- Provided material -

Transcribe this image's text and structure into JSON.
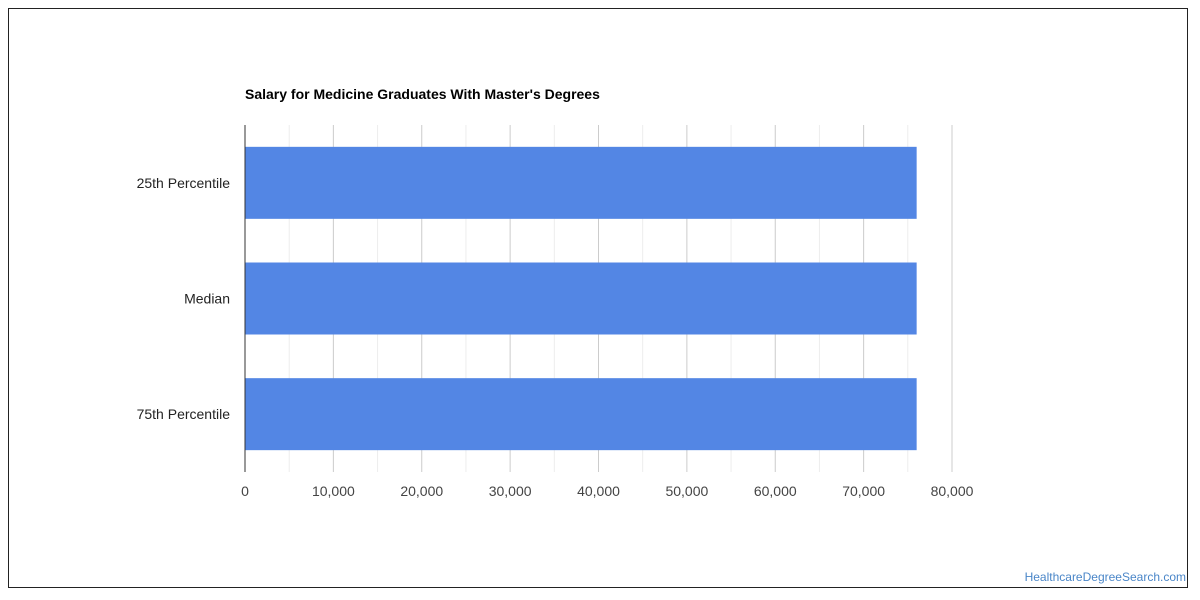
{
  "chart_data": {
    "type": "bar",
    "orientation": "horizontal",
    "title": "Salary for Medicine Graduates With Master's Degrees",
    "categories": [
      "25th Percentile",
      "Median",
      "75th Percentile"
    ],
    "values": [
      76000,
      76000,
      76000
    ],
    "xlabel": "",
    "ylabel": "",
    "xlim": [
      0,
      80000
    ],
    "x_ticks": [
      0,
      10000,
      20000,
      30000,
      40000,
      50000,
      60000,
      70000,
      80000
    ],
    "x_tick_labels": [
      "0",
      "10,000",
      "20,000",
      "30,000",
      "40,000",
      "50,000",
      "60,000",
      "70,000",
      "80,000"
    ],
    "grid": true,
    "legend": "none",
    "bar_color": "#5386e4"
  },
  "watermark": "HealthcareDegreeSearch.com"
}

- Given instruction -
Print the whole listing above once more, word for word, without its pictures.

- Written solution -
Transcribe this image's text and structure into JSON.
{
  "chart_data": {
    "type": "bar",
    "orientation": "horizontal",
    "title": "Salary for Medicine Graduates With Master's Degrees",
    "categories": [
      "25th Percentile",
      "Median",
      "75th Percentile"
    ],
    "values": [
      76000,
      76000,
      76000
    ],
    "xlabel": "",
    "ylabel": "",
    "xlim": [
      0,
      80000
    ],
    "x_ticks": [
      0,
      10000,
      20000,
      30000,
      40000,
      50000,
      60000,
      70000,
      80000
    ],
    "x_tick_labels": [
      "0",
      "10,000",
      "20,000",
      "30,000",
      "40,000",
      "50,000",
      "60,000",
      "70,000",
      "80,000"
    ],
    "grid": true,
    "legend": "none",
    "bar_color": "#5386e4"
  },
  "watermark": "HealthcareDegreeSearch.com"
}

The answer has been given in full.